- [Task brief]
Transcribe every entry below word for word, but skip the pictures.

- [Extracted data entries]

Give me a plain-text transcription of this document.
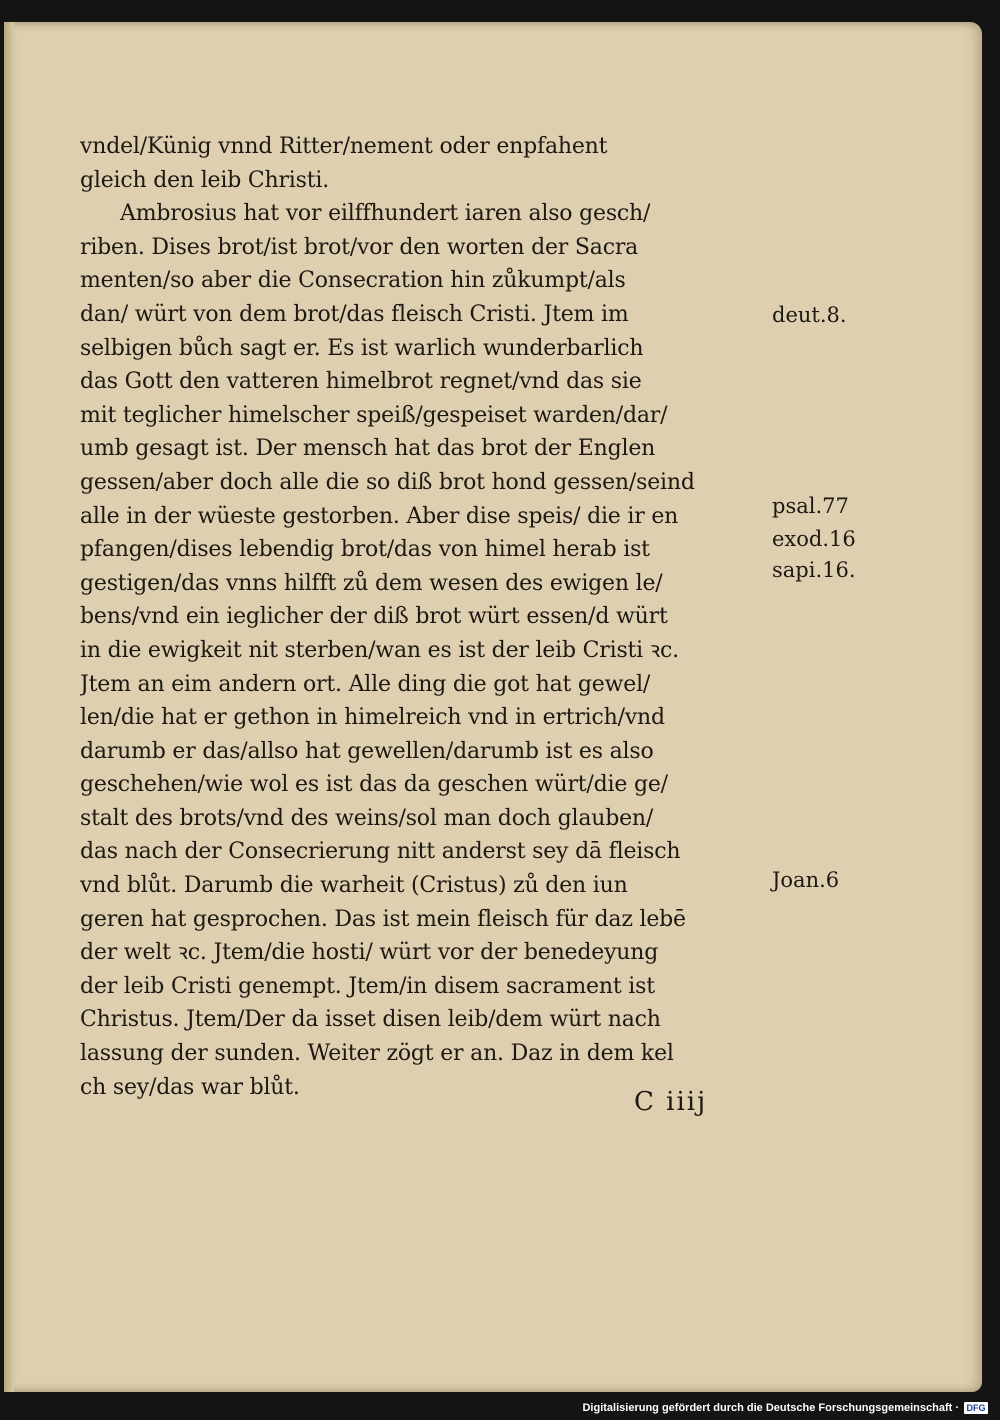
vndel/Künig vnnd Ritter/nement oder enpfahent
gleich den leib Christi.
Ambrosius hat vor eilffhundert iaren also gesch/
riben. Dises brot/ist brot/vor den worten der Sacra
menten/so aber die Consecration hin zůkumpt/als
dan/ würt von dem brot/das fleisch Cristi. Jtem im
selbigen bůch sagt er. Es ist warlich wunderbarlich
das Gott den vatteren himelbrot regnet/vnd das sie
mit teglicher himelscher speiß/gespeiset warden/dar/
umb gesagt ist. Der mensch hat das brot der Englen
gessen/aber doch alle die so diß brot hond gessen/seind
alle in der wüeste gestorben. Aber dise speis/ die ir en
pfangen/dises lebendig brot/das von himel herab ist
gestigen/das vnns hilfft zů dem wesen des ewigen le/
bens/vnd ein ieglicher der diß brot würt essen/d würt
in die ewigkeit nit sterben/wan es ist der leib Cristi ꝛc.
Jtem an eim andern ort. Alle ding die got hat gewel/
len/die hat er gethon in himelreich vnd in ertrich/vnd
darumb er das/allso hat gewellen/darumb ist es also
geschehen/wie wol es ist das da geschen würt/die ge/
stalt des brots/vnd des weins/sol man doch glauben/
das nach der Consecrierung nitt anderst sey dā fleisch
vnd blůt. Darumb die warheit (Cristus) zů den iun
geren hat gesprochen. Das ist mein fleisch für daz lebē
der welt ꝛc. Jtem/die hosti/ würt vor der benedeyung
der leib Cristi genempt. Jtem/in disem sacrament ist
Christus. Jtem/Der da isset disen leib/dem würt nach
lassung der sunden. Weiter zögt er an. Daz in dem kel
ch sey/das war blůt.
deut.8.
psal.77
exod.16
sapi.16.
Joan.6
C iiij
Digitalisierung gefördert durch die Deutsche Forschungsgemeinschaft · DFG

- [Expected output]
Give me a plain-text transcription of this document.
vndel/Künig vnnd Ritter/nement oder enpfahent
gleich den leib Christi.
Ambrosius hat vor eilffhundert iaren also gesch/
riben. Dises brot/ist brot/vor den worten der Sacra
menten/so aber die Consecration hin zůkumpt/als
dan/ würt von dem brot/das fleisch Cristi. Jtem im
selbigen bůch sagt er. Es ist warlich wunderbarlich
das Gott den vatteren himelbrot regnet/vnd das sie
mit teglicher himelscher speiß/gespeiset warden/dar/
umb gesagt ist. Der mensch hat das brot der Englen
gessen/aber doch alle die so diß brot hond gessen/seind
alle in der wüeste gestorben. Aber dise speis/ die ir en
pfangen/dises lebendig brot/das von himel herab ist
gestigen/das vnns hilfft zů dem wesen des ewigen le/
bens/vnd ein ieglicher der diß brot würt essen/d würt
in die ewigkeit nit sterben/wan es ist der leib Cristi ꝛc.
Jtem an eim andern ort. Alle ding die got hat gewel/
len/die hat er gethon in himelreich vnd in ertrich/vnd
darumb er das/allso hat gewellen/darumb ist es also
geschehen/wie wol es ist das da geschen würt/die ge/
stalt des brots/vnd des weins/sol man doch glauben/
das nach der Consecrierung nitt anderst sey dā fleisch
vnd blůt. Darumb die warheit (Cristus) zů den iun
geren hat gesprochen. Das ist mein fleisch für daz lebē
der welt ꝛc. Jtem/die hosti/ würt vor der benedeyung
der leib Cristi genempt. Jtem/in disem sacrament ist
Christus. Jtem/Der da isset disen leib/dem würt nach
lassung der sunden. Weiter zögt er an. Daz in dem kel
ch sey/das war blůt.
deut.8.
psal.77
exod.16
sapi.16.
Joan.6
C iiij
Digitalisierung gefördert durch die Deutsche Forschungsgemeinschaft · DFG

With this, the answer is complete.